[BEGIN DATA EXTRACT]

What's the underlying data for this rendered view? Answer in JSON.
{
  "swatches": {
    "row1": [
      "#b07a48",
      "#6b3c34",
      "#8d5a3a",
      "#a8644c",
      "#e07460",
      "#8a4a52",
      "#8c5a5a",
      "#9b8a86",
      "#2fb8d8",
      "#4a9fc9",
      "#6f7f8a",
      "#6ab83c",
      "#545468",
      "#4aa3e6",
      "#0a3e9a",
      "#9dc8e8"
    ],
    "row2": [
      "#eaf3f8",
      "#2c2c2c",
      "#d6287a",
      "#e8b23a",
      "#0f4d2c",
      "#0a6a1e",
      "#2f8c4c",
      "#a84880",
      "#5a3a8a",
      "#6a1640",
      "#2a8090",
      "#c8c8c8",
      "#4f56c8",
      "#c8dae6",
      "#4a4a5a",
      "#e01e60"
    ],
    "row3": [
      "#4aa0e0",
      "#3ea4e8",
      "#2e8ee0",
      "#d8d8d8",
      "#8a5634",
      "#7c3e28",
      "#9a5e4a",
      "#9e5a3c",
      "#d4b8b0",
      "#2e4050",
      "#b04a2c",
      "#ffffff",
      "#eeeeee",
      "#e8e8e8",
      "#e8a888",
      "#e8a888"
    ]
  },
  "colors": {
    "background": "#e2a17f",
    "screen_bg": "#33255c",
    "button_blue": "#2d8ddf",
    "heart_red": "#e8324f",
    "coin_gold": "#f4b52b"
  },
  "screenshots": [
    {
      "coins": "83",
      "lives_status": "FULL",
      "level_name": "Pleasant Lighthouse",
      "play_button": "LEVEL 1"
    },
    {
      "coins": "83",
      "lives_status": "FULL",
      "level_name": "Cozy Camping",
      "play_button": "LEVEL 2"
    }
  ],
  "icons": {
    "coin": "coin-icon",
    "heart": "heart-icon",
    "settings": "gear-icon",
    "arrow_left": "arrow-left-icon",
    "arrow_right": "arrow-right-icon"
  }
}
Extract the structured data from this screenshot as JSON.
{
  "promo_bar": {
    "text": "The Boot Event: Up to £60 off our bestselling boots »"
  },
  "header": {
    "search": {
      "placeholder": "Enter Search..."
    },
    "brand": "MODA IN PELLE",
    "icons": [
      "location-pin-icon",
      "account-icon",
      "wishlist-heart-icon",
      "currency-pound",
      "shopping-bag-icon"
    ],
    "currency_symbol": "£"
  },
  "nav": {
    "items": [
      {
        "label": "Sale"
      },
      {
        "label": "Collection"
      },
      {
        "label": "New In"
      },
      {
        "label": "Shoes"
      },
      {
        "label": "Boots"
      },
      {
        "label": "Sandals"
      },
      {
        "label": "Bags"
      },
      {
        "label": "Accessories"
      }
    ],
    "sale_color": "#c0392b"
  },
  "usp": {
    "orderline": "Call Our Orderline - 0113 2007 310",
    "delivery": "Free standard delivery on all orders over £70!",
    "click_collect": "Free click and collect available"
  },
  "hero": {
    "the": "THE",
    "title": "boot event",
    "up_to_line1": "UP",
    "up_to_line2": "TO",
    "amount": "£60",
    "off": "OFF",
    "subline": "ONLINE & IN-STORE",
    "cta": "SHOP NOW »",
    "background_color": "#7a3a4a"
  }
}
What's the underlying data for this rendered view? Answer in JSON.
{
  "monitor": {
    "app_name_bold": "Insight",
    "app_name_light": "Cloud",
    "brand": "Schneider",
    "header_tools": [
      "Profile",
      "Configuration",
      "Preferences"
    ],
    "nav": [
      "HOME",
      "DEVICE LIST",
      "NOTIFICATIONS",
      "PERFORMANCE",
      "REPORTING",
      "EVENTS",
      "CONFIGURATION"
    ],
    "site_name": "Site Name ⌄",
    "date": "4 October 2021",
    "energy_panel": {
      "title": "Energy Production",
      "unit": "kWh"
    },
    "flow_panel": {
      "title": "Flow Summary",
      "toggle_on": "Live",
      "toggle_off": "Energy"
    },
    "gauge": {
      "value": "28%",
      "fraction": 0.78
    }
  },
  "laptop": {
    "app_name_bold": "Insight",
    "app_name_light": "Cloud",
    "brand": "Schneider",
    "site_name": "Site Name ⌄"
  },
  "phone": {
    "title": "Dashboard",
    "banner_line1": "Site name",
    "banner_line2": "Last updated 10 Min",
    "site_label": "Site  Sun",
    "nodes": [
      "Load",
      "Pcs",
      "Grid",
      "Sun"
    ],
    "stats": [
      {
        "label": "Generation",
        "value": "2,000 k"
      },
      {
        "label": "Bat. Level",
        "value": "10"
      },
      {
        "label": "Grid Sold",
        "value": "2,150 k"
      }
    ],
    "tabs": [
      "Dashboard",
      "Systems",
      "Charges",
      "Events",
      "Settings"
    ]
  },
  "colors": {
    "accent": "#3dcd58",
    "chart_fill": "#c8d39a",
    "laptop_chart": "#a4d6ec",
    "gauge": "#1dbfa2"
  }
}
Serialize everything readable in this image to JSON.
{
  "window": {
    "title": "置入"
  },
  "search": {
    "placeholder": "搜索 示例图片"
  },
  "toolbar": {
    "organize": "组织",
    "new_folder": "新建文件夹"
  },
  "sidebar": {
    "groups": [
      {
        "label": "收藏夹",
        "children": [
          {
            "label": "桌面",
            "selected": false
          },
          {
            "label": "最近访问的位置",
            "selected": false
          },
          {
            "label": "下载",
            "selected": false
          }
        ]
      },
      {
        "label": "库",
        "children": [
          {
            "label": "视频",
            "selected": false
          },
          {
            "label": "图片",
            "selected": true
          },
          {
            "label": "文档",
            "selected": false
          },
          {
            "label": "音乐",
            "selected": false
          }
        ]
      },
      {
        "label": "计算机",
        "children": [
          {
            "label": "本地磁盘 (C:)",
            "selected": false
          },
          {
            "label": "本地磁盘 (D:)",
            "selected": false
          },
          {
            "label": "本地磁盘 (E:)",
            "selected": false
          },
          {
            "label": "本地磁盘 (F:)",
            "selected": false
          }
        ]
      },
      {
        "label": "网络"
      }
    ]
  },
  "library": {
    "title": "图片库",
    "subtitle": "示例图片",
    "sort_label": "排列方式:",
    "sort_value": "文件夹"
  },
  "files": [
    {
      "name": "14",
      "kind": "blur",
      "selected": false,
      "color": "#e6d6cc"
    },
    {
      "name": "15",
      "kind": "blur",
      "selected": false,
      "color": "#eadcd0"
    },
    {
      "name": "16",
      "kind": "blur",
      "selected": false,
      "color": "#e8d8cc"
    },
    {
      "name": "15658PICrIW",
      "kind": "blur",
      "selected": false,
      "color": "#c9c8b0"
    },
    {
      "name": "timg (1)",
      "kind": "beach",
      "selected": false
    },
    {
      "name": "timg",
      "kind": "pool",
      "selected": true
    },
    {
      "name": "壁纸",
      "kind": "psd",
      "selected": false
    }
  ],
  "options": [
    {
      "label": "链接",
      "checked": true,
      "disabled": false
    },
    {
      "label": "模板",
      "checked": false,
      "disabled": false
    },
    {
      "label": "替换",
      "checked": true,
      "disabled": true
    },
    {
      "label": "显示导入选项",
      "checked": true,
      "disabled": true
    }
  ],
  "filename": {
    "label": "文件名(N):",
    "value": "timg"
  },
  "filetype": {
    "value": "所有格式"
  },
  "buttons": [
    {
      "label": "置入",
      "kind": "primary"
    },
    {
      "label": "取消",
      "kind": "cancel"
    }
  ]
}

[END DATA EXTRACT]

*INSTRUCTIONS FOR THE TASK:* The listing above should be transcribed in full, exactly as written.

*WRITTEN ANSWER:*
What's the underlying data for this rendered view? Answer in JSON.
{
  "swatches": {
    "row1": [
      "#b07a48",
      "#6b3c34",
      "#8d5a3a",
      "#a8644c",
      "#e07460",
      "#8a4a52",
      "#8c5a5a",
      "#9b8a86",
      "#2fb8d8",
      "#4a9fc9",
      "#6f7f8a",
      "#6ab83c",
      "#545468",
      "#4aa3e6",
      "#0a3e9a",
      "#9dc8e8"
    ],
    "row2": [
      "#eaf3f8",
      "#2c2c2c",
      "#d6287a",
      "#e8b23a",
      "#0f4d2c",
      "#0a6a1e",
      "#2f8c4c",
      "#a84880",
      "#5a3a8a",
      "#6a1640",
      "#2a8090",
      "#c8c8c8",
      "#4f56c8",
      "#c8dae6",
      "#4a4a5a",
      "#e01e60"
    ],
    "row3": [
      "#4aa0e0",
      "#3ea4e8",
      "#2e8ee0",
      "#d8d8d8",
      "#8a5634",
      "#7c3e28",
      "#9a5e4a",
      "#9e5a3c",
      "#d4b8b0",
      "#2e4050",
      "#b04a2c",
      "#ffffff",
      "#eeeeee",
      "#e8e8e8",
      "#e8a888",
      "#e8a888"
    ]
  },
  "colors": {
    "background": "#e2a17f",
    "screen_bg": "#33255c",
    "button_blue": "#2d8ddf",
    "heart_red": "#e8324f",
    "coin_gold": "#f4b52b"
  },
  "screenshots": [
    {
      "coins": "83",
      "lives_status": "FULL",
      "level_name": "Pleasant Lighthouse",
      "play_button": "LEVEL 1"
    },
    {
      "coins": "83",
      "lives_status": "FULL",
      "level_name": "Cozy Camping",
      "play_button": "LEVEL 2"
    }
  ],
  "icons": {
    "coin": "coin-icon",
    "heart": "heart-icon",
    "settings": "gear-icon",
    "arrow_left": "arrow-left-icon",
    "arrow_right": "arrow-right-icon"
  }
}
Extract the structured data from this screenshot as JSON.
{
  "promo_bar": {
    "text": "The Boot Event: Up to £60 off our bestselling boots »"
  },
  "header": {
    "search": {
      "placeholder": "Enter Search..."
    },
    "brand": "MODA IN PELLE",
    "icons": [
      "location-pin-icon",
      "account-icon",
      "wishlist-heart-icon",
      "currency-pound",
      "shopping-bag-icon"
    ],
    "currency_symbol": "£"
  },
  "nav": {
    "items": [
      {
        "label": "Sale"
      },
      {
        "label": "Collection"
      },
      {
        "label": "New In"
      },
      {
        "label": "Shoes"
      },
      {
        "label": "Boots"
      },
      {
        "label": "Sandals"
      },
      {
        "label": "Bags"
      },
      {
        "label": "Accessories"
      }
    ],
    "sale_color": "#c0392b"
  },
  "usp": {
    "orderline": "Call Our Orderline - 0113 2007 310",
    "delivery": "Free standard delivery on all orders over £70!",
    "click_collect": "Free click and collect available"
  },
  "hero": {
    "the": "THE",
    "title": "boot event",
    "up_to_line1": "UP",
    "up_to_line2": "TO",
    "amount": "£60",
    "off": "OFF",
    "subline": "ONLINE & IN-STORE",
    "cta": "SHOP NOW »",
    "background_color": "#7a3a4a"
  }
}
What's the underlying data for this rendered view? Answer in JSON.
{
  "monitor": {
    "app_name_bold": "Insight",
    "app_name_light": "Cloud",
    "brand": "Schneider",
    "header_tools": [
      "Profile",
      "Configuration",
      "Preferences"
    ],
    "nav": [
      "HOME",
      "DEVICE LIST",
      "NOTIFICATIONS",
      "PERFORMANCE",
      "REPORTING",
      "EVENTS",
      "CONFIGURATION"
    ],
    "site_name": "Site Name ⌄",
    "date": "4 October 2021",
    "energy_panel": {
      "title": "Energy Production",
      "unit": "kWh"
    },
    "flow_panel": {
      "title": "Flow Summary",
      "toggle_on": "Live",
      "toggle_off": "Energy"
    },
    "gauge": {
      "value": "28%",
      "fraction": 0.78
    }
  },
  "laptop": {
    "app_name_bold": "Insight",
    "app_name_light": "Cloud",
    "brand": "Schneider",
    "site_name": "Site Name ⌄"
  },
  "phone": {
    "title": "Dashboard",
    "banner_line1": "Site name",
    "banner_line2": "Last updated 10 Min",
    "site_label": "Site  Sun",
    "nodes": [
      "Load",
      "Pcs",
      "Grid",
      "Sun"
    ],
    "stats": [
      {
        "label": "Generation",
        "value": "2,000 k"
      },
      {
        "label": "Bat. Level",
        "value": "10"
      },
      {
        "label": "Grid Sold",
        "value": "2,150 k"
      }
    ],
    "tabs": [
      "Dashboard",
      "Systems",
      "Charges",
      "Events",
      "Settings"
    ]
  },
  "colors": {
    "accent": "#3dcd58",
    "chart_fill": "#c8d39a",
    "laptop_chart": "#a4d6ec",
    "gauge": "#1dbfa2"
  }
}
Serialize everything readable in this image to JSON.
{
  "window": {
    "title": "置入"
  },
  "search": {
    "placeholder": "搜索 示例图片"
  },
  "toolbar": {
    "organize": "组织",
    "new_folder": "新建文件夹"
  },
  "sidebar": {
    "groups": [
      {
        "label": "收藏夹",
        "children": [
          {
            "label": "桌面",
            "selected": false
          },
          {
            "label": "最近访问的位置",
            "selected": false
          },
          {
            "label": "下载",
            "selected": false
          }
        ]
      },
      {
        "label": "库",
        "children": [
          {
            "label": "视频",
            "selected": false
          },
          {
            "label": "图片",
            "selected": true
          },
          {
            "label": "文档",
            "selected": false
          },
          {
            "label": "音乐",
            "selected": false
          }
        ]
      },
      {
        "label": "计算机",
        "children": [
          {
            "label": "本地磁盘 (C:)",
            "selected": false
          },
          {
            "label": "本地磁盘 (D:)",
            "selected": false
          },
          {
            "label": "本地磁盘 (E:)",
            "selected": false
          },
          {
            "label": "本地磁盘 (F:)",
            "selected": false
          }
        ]
      },
      {
        "label": "网络"
      }
    ]
  },
  "library": {
    "title": "图片库",
    "subtitle": "示例图片",
    "sort_label": "排列方式:",
    "sort_value": "文件夹"
  },
  "files": [
    {
      "name": "14",
      "kind": "blur",
      "selected": false,
      "color": "#e6d6cc"
    },
    {
      "name": "15",
      "kind": "blur",
      "selected": false,
      "color": "#eadcd0"
    },
    {
      "name": "16",
      "kind": "blur",
      "selected": false,
      "color": "#e8d8cc"
    },
    {
      "name": "15658PICrIW",
      "kind": "blur",
      "selected": false,
      "color": "#c9c8b0"
    },
    {
      "name": "timg (1)",
      "kind": "beach",
      "selected": false
    },
    {
      "name": "timg",
      "kind": "pool",
      "selected": true
    },
    {
      "name": "壁纸",
      "kind": "psd",
      "selected": false
    }
  ],
  "options": [
    {
      "label": "链接",
      "checked": true,
      "disabled": false
    },
    {
      "label": "模板",
      "checked": false,
      "disabled": false
    },
    {
      "label": "替换",
      "checked": true,
      "disabled": true
    },
    {
      "label": "显示导入选项",
      "checked": true,
      "disabled": true
    }
  ],
  "filename": {
    "label": "文件名(N):",
    "value": "timg"
  },
  "filetype": {
    "value": "所有格式"
  },
  "buttons": [
    {
      "label": "置入",
      "kind": "primary"
    },
    {
      "label": "取消",
      "kind": "cancel"
    }
  ]
}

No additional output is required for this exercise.